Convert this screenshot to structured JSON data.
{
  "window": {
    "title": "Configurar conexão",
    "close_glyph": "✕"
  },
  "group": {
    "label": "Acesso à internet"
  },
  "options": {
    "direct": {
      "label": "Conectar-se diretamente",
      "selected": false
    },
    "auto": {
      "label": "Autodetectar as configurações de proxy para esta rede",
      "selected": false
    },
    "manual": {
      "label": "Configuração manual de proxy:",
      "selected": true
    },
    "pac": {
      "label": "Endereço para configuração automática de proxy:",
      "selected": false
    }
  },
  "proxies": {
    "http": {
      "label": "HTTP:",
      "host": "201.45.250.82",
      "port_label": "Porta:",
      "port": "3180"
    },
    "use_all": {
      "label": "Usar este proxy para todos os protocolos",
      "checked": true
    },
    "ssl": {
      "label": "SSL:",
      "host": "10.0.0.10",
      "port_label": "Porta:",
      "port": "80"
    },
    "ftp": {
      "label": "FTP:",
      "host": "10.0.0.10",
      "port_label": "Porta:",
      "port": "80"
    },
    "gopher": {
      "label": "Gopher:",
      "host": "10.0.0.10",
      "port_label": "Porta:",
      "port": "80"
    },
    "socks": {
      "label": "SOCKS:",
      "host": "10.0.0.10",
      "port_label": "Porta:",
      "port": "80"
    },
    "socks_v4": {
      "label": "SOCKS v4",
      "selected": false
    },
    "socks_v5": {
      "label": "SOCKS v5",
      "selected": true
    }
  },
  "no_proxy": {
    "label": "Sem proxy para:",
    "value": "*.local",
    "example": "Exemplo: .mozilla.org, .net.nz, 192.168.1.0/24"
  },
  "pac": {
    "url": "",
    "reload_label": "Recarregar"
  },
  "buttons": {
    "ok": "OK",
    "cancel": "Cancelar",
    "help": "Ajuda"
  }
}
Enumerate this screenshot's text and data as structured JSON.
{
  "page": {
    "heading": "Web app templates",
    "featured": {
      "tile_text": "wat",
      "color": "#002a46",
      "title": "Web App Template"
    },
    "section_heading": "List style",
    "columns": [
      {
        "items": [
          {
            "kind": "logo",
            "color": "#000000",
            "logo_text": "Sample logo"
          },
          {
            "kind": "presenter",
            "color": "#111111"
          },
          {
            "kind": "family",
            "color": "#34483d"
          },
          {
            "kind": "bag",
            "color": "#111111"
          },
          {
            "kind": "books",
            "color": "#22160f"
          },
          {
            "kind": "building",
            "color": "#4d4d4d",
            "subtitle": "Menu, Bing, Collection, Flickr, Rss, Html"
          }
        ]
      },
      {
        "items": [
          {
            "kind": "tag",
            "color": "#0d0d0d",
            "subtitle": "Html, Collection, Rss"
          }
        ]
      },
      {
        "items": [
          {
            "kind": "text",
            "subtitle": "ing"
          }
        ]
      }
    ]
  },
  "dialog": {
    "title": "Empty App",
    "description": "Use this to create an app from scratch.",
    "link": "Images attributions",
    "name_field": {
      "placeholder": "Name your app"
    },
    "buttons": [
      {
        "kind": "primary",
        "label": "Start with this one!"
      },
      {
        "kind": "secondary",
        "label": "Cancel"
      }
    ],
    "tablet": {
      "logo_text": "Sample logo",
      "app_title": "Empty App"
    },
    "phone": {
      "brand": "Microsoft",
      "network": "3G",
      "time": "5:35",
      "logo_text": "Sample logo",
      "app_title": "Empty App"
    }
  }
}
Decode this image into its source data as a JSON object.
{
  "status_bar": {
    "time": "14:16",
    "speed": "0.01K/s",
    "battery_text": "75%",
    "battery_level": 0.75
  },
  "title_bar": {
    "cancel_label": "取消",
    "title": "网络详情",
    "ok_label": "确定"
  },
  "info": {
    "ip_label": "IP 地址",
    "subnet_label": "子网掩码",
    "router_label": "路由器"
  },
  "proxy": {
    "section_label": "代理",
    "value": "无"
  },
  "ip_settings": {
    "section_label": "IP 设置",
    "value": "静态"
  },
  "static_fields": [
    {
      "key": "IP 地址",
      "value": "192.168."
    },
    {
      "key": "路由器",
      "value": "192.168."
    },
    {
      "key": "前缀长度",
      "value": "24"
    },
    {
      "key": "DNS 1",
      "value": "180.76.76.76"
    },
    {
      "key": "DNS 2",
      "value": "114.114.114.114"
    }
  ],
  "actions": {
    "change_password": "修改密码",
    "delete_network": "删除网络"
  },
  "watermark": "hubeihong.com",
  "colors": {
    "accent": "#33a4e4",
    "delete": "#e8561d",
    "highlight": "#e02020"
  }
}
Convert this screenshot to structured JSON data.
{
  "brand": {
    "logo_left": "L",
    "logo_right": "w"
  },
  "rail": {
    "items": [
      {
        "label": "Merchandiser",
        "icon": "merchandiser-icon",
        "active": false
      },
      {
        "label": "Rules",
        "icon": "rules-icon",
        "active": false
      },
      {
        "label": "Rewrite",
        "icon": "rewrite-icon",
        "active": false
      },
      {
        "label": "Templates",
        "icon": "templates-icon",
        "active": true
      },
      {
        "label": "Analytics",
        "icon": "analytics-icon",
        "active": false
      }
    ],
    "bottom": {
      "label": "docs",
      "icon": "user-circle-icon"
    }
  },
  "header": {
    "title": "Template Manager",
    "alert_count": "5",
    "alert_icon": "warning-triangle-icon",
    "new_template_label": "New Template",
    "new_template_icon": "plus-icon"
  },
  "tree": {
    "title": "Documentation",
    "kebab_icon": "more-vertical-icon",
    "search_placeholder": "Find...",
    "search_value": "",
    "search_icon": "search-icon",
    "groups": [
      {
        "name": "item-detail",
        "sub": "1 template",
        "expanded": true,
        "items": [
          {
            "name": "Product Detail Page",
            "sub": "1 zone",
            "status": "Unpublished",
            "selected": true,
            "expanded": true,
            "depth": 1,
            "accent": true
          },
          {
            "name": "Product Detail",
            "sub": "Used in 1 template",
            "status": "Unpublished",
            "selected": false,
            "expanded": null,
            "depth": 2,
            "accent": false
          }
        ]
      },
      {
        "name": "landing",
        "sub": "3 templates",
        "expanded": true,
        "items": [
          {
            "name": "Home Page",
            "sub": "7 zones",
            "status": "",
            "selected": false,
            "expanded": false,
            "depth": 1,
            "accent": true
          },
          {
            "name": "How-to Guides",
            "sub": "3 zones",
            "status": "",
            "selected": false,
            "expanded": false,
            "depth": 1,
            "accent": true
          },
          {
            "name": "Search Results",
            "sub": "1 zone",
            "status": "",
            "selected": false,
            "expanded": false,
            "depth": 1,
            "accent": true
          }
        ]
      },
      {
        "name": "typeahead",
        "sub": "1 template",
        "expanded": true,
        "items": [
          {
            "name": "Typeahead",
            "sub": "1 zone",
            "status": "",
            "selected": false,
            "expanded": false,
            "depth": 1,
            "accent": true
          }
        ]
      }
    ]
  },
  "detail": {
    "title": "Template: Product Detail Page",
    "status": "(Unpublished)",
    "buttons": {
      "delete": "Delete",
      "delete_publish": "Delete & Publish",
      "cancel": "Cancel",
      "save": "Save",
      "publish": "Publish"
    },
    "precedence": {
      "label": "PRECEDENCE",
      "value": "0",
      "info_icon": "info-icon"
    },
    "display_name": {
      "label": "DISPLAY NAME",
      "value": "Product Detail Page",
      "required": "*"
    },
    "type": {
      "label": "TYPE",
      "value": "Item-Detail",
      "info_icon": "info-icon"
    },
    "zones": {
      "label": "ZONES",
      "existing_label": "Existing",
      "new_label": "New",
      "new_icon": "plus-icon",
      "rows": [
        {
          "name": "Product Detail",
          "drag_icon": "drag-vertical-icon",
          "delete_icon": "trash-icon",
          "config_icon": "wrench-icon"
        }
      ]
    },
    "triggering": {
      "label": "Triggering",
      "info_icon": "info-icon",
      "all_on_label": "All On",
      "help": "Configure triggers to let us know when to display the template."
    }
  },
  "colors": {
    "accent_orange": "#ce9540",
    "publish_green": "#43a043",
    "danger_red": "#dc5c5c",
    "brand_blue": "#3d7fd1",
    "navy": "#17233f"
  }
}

» **Task requirements**
Each line in the listing above that contains "subtitle" should be copied.

» **Response to the task**
            "subtitle": "Menu, Bing, Collection, Flickr, Rss, Html"
            "subtitle": "Html, Collection, Rss"
            "subtitle": "ing"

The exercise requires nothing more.